> [Task list]
1) In one to three sentences, explain what Robert Nosofsky's research focuses on, as stated in the profile of him.
2) Answer these questions from the profile of Robert Nosofsky:
(a) At which university did he earn his Ph.D.?
(b) What was the title of his 1984 thesis?
(c) Which theory is he known for?
3) Proceed with the profile of psychologist Robert Nosofsky, writing on from its final sentence.

== Selected extract ==

- Born: c. 1956 (age 69–70)
- Education: Binghamton University (B.A.), Harvard University (Ph.D.)
- Scientific career
- Fields: Cognitive science, psychology
- Workplaces: Indiana University, Bloomington
- Thesis: Attention, Similarity, and the Identification-Categorization Relationship (1984)
- Doctoral advisors: William Kaye Estes R. Duncan Luce

= Robert Nosofsky =

American physiologist (born 1958)

Robert Mark Nosofsky (born c. 1956) is an American psychologist. He is a professor in the department of psychological and brain sciences at Indiana University Bloomington, who is known for his exemplar theory. His research interest are categorization, recognition memory, math modeling, combining formal modeling and FMRI Studies. His research is in the development and testing of formal mathematical models of perceptual category learning and representation.

===
== Raw records ==

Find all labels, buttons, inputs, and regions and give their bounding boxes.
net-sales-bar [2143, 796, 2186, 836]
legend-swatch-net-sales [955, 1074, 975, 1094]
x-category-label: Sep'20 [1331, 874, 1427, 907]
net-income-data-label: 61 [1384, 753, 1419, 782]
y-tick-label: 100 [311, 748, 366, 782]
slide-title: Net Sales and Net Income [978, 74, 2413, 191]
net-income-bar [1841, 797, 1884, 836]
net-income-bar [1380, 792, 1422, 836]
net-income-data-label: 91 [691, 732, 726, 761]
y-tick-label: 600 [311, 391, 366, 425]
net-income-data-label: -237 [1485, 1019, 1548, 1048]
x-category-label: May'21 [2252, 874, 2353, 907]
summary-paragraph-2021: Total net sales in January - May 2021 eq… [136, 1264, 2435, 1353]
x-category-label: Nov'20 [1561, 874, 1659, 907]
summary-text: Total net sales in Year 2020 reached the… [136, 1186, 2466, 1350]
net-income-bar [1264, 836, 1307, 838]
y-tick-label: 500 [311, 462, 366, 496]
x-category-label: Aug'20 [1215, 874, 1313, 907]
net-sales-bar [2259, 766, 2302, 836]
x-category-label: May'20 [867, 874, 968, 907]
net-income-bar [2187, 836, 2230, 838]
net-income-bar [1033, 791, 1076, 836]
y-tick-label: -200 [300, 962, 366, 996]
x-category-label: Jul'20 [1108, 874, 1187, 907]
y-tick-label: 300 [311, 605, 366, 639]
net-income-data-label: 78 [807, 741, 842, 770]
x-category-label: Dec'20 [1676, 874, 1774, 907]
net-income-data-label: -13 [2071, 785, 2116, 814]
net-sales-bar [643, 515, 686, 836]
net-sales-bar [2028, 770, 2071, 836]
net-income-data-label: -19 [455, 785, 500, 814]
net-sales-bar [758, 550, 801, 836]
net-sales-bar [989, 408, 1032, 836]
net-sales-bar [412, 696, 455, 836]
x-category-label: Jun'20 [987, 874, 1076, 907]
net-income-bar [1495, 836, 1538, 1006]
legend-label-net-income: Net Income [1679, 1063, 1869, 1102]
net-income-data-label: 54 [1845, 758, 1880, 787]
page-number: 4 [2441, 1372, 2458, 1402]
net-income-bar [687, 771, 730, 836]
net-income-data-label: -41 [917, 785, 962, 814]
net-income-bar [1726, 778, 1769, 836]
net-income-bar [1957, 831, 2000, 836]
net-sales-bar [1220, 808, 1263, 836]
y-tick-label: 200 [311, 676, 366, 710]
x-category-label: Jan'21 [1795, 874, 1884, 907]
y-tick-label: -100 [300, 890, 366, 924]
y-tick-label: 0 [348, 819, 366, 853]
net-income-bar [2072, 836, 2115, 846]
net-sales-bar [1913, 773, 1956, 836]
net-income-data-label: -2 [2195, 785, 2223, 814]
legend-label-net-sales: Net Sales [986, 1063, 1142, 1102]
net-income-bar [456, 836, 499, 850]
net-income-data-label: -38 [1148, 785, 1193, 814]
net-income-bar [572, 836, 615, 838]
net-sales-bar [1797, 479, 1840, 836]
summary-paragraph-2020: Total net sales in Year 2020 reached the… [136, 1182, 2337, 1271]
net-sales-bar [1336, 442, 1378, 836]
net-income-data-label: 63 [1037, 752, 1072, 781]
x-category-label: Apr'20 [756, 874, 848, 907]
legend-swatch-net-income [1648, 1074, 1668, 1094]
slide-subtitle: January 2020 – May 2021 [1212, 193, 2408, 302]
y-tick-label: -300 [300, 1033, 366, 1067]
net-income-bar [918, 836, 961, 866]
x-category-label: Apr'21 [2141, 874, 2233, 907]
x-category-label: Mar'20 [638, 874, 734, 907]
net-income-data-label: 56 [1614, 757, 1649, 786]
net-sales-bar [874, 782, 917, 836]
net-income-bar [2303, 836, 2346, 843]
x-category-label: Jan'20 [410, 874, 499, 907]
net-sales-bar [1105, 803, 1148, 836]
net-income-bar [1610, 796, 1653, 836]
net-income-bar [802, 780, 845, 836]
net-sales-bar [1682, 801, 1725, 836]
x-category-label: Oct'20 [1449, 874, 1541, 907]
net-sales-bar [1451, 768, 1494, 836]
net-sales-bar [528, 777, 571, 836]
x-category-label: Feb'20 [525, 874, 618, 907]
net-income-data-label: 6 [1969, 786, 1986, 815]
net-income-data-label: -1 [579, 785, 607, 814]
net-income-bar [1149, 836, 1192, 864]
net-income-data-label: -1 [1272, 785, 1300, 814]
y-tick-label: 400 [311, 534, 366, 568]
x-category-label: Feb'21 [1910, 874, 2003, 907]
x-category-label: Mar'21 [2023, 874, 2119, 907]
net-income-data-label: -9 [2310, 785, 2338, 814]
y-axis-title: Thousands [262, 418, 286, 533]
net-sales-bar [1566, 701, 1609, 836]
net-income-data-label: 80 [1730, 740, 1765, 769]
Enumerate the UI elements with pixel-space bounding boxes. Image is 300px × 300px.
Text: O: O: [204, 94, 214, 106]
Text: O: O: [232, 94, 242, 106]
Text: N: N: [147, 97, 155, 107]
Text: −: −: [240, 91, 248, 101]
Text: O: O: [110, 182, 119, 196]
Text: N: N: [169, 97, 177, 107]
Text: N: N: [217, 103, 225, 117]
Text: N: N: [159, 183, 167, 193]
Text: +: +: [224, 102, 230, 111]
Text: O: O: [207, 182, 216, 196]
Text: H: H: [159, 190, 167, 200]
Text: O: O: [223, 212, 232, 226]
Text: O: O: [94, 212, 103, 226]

===

> [In response]
1) His research centers on developing and testing formal mathematical models of how perceptual categories are learned and represented. His interests include categorization, recognition memory and math modeling, and he combines formal modeling with fMRI studies.

2)
(a) Harvard University
(b) Attention, Similarity, and the Identification-Categorization Relationship
(c) Exemplar theory

3)
== Life and education ==
Nosofsky was born in U.S.A. He graduated with a B.A. in psychology and mathematics at Binghamton University in 1978 and a Ph.D. in psychology at Harvard University in 1984.

== Exemplar theory ==
The exemplar theory, which was proposed by Robert Nosofsky is different from the prototype theory, proposed by Eleanor Rosch. According to the exemplar theory, the human cognition of concept categories is based on the use of exemplars of concepts. The exemplar theory explains how the human beings learn and use these concept categories.

== Awards and honors ==
Nosofsky received the first New Investigator Research Award of the Society of Mathematical Psychology (1987), APA's Distinguished Scientific Award for Early Career Contribution to Psychology (1993), and the Troland Award from the National Academy of Sciences (1995). He was elected to the Society of Experimental Psychologists, the leading honorary society in the field, in 1998. In January, he accepted the editorship of the Psychonomic Bulletin & Review.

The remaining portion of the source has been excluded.